■ SHORT TASK
Under this task are some entries; return every one of them exactly.

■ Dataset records

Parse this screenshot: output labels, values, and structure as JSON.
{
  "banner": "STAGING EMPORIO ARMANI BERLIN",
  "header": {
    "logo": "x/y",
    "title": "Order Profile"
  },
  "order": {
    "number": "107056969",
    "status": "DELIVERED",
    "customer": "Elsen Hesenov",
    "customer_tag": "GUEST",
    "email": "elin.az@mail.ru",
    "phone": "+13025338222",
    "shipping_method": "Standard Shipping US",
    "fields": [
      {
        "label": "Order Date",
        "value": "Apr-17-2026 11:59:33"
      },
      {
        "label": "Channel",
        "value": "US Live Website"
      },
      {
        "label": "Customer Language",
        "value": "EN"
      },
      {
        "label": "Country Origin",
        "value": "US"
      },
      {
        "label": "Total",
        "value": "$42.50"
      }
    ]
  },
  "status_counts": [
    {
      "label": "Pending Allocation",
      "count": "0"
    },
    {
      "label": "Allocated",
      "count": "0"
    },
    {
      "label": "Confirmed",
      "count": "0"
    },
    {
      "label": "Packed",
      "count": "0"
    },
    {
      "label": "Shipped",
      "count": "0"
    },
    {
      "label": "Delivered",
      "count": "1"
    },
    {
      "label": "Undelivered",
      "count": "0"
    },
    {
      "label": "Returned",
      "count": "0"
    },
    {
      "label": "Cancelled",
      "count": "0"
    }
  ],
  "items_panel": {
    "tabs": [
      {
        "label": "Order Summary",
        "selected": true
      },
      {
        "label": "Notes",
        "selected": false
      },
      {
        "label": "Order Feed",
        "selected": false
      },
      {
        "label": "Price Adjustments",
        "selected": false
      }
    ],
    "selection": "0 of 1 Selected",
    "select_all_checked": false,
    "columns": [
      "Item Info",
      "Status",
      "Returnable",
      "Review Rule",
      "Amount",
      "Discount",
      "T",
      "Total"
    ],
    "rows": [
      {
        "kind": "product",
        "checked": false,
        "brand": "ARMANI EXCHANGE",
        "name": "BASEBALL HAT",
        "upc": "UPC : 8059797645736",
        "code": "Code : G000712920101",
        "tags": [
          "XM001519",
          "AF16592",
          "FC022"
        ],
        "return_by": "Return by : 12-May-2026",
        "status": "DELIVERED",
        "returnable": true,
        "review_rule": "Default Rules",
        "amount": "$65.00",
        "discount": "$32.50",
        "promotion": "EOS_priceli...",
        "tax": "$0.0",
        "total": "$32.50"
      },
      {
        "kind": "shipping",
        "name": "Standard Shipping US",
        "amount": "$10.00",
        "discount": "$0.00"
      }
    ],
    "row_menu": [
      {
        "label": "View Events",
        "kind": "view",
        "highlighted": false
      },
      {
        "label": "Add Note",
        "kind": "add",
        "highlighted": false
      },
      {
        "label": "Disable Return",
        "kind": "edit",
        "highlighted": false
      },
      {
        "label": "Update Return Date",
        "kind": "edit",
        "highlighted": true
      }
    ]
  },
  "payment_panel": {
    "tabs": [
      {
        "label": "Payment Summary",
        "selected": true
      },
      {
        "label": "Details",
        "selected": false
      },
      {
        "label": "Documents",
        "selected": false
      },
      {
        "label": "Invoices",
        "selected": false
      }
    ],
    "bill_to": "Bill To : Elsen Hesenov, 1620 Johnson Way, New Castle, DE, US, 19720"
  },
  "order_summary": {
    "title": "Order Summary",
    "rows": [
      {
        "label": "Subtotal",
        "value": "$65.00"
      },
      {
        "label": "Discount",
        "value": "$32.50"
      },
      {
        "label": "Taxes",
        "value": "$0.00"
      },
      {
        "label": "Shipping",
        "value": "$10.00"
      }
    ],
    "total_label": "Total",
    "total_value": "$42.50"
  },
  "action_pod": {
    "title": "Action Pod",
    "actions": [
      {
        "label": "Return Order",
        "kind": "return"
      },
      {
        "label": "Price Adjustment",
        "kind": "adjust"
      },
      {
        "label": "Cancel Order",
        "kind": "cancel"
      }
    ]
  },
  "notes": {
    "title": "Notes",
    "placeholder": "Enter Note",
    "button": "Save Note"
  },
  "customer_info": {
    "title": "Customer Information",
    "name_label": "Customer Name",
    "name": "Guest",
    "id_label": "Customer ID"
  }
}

■ ANSWER FOR THIS EXERCISE
Parse this screenshot: output labels, values, and structure as JSON.
{
  "banner": "STAGING EMPORIO ARMANI BERLIN",
  "header": {
    "logo": "x/y",
    "title": "Order Profile"
  },
  "order": {
    "number": "107056969",
    "status": "DELIVERED",
    "customer": "Elsen Hesenov",
    "customer_tag": "GUEST",
    "email": "elin.az@mail.ru",
    "phone": "+13025338222",
    "shipping_method": "Standard Shipping US",
    "fields": [
      {
        "label": "Order Date",
        "value": "Apr-17-2026 11:59:33"
      },
      {
        "label": "Channel",
        "value": "US Live Website"
      },
      {
        "label": "Customer Language",
        "value": "EN"
      },
      {
        "label": "Country Origin",
        "value": "US"
      },
      {
        "label": "Total",
        "value": "$42.50"
      }
    ]
  },
  "status_counts": [
    {
      "label": "Pending Allocation",
      "count": "0"
    },
    {
      "label": "Allocated",
      "count": "0"
    },
    {
      "label": "Confirmed",
      "count": "0"
    },
    {
      "label": "Packed",
      "count": "0"
    },
    {
      "label": "Shipped",
      "count": "0"
    },
    {
      "label": "Delivered",
      "count": "1"
    },
    {
      "label": "Undelivered",
      "count": "0"
    },
    {
      "label": "Returned",
      "count": "0"
    },
    {
      "label": "Cancelled",
      "count": "0"
    }
  ],
  "items_panel": {
    "tabs": [
      {
        "label": "Order Summary",
        "selected": true
      },
      {
        "label": "Notes",
        "selected": false
      },
      {
        "label": "Order Feed",
        "selected": false
      },
      {
        "label": "Price Adjustments",
        "selected": false
      }
    ],
    "selection": "0 of 1 Selected",
    "select_all_checked": false,
    "columns": [
      "Item Info",
      "Status",
      "Returnable",
      "Review Rule",
      "Amount",
      "Discount",
      "T",
      "Total"
    ],
    "rows": [
      {
        "kind": "product",
        "checked": false,
        "brand": "ARMANI EXCHANGE",
        "name": "BASEBALL HAT",
        "upc": "UPC : 8059797645736",
        "code": "Code : G000712920101",
        "tags": [
          "XM001519",
          "AF16592",
          "FC022"
        ],
        "return_by": "Return by : 12-May-2026",
        "status": "DELIVERED",
        "returnable": true,
        "review_rule": "Default Rules",
        "amount": "$65.00",
        "discount": "$32.50",
        "promotion": "EOS_priceli...",
        "tax": "$0.0",
        "total": "$32.50"
      },
      {
        "kind": "shipping",
        "name": "Standard Shipping US",
        "amount": "$10.00",
        "discount": "$0.00"
      }
    ],
    "row_menu": [
      {
        "label": "View Events",
        "kind": "view",
        "highlighted": false
      },
      {
        "label": "Add Note",
        "kind": "add",
        "highlighted": false
      },
      {
        "label": "Disable Return",
        "kind": "edit",
        "highlighted": false
      },
      {
        "label": "Update Return Date",
        "kind": "edit",
        "highlighted": true
      }
    ]
  },
  "payment_panel": {
    "tabs": [
      {
        "label": "Payment Summary",
        "selected": true
      },
      {
        "label": "Details",
        "selected": false
      },
      {
        "label": "Documents",
        "selected": false
      },
      {
        "label": "Invoices",
        "selected": false
      }
    ],
    "bill_to": "Bill To : Elsen Hesenov, 1620 Johnson Way, New Castle, DE, US, 19720"
  },
  "order_summary": {
    "title": "Order Summary",
    "rows": [
      {
        "label": "Subtotal",
        "value": "$65.00"
      },
      {
        "label": "Discount",
        "value": "$32.50"
      },
      {
        "label": "Taxes",
        "value": "$0.00"
      },
      {
        "label": "Shipping",
        "value": "$10.00"
      }
    ],
    "total_label": "Total",
    "total_value": "$42.50"
  },
  "action_pod": {
    "title": "Action Pod",
    "actions": [
      {
        "label": "Return Order",
        "kind": "return"
      },
      {
        "label": "Price Adjustment",
        "kind": "adjust"
      },
      {
        "label": "Cancel Order",
        "kind": "cancel"
      }
    ]
  },
  "notes": {
    "title": "Notes",
    "placeholder": "Enter Note",
    "button": "Save Note"
  },
  "customer_info": {
    "title": "Customer Information",
    "name_label": "Customer Name",
    "name": "Guest",
    "id_label": "Customer ID"
  }
}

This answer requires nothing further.